---------- RECORDS PROVIDED ----------
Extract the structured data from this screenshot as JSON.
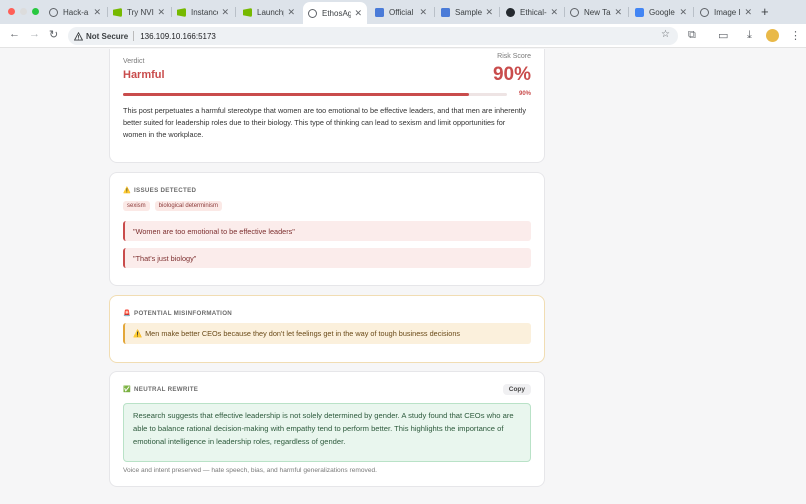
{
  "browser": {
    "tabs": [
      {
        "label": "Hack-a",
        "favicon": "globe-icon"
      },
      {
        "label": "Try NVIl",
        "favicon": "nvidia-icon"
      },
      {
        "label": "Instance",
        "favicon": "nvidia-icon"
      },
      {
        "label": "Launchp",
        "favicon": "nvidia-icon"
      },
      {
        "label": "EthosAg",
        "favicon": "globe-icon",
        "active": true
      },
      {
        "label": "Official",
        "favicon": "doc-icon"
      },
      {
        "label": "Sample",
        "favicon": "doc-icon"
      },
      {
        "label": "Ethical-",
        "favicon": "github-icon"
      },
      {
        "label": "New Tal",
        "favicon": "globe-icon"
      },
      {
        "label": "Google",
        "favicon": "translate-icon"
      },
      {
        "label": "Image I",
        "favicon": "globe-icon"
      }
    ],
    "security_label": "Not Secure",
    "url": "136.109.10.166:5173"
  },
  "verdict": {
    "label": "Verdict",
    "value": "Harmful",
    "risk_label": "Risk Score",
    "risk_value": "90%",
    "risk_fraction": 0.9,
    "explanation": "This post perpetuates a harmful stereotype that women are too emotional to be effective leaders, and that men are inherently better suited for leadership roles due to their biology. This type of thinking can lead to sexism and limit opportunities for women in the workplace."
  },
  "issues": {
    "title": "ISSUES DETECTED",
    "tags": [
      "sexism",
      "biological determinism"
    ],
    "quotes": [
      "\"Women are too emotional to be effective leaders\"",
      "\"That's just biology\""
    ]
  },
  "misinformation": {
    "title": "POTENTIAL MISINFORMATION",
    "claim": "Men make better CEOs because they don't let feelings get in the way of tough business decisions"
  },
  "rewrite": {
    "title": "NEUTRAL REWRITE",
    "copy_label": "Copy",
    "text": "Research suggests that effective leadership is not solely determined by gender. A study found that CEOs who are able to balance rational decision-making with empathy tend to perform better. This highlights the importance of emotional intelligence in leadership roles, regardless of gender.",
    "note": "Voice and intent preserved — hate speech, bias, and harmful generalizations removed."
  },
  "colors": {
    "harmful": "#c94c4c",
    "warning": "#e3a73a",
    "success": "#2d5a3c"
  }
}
----------
---------- RECORDS PROVIDED ----------
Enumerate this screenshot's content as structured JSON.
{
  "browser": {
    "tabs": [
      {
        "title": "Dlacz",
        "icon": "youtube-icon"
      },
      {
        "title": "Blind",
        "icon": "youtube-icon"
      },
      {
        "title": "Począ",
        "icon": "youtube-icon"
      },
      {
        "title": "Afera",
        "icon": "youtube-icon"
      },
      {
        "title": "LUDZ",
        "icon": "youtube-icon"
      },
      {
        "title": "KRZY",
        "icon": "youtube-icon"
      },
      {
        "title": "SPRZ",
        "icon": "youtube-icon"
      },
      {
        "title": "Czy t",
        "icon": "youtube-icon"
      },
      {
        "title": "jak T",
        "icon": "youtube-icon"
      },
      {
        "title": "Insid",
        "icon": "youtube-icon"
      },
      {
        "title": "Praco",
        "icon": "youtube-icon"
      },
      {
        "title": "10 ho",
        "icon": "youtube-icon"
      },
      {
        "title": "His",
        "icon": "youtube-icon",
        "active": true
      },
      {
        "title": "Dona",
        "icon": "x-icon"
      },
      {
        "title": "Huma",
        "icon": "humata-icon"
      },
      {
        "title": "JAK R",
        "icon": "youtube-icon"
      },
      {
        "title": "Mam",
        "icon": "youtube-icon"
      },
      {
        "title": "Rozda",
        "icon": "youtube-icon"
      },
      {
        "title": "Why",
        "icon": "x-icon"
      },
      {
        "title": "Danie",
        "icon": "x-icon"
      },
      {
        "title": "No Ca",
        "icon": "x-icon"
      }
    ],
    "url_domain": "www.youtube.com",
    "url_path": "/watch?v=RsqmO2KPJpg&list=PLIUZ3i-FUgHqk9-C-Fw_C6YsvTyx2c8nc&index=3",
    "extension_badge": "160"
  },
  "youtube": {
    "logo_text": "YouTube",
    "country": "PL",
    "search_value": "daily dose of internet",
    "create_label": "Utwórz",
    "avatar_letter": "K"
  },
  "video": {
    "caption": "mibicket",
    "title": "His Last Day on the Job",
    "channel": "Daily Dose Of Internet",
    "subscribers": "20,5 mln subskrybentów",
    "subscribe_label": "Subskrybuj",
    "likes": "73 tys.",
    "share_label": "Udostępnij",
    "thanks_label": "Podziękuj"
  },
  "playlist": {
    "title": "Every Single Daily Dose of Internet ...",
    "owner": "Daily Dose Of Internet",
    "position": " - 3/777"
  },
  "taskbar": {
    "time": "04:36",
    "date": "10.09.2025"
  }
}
----------
How many lines in the records above contain the word "biology"? Reply with the number alone.

# RESULT OF THE EXERCISE:
2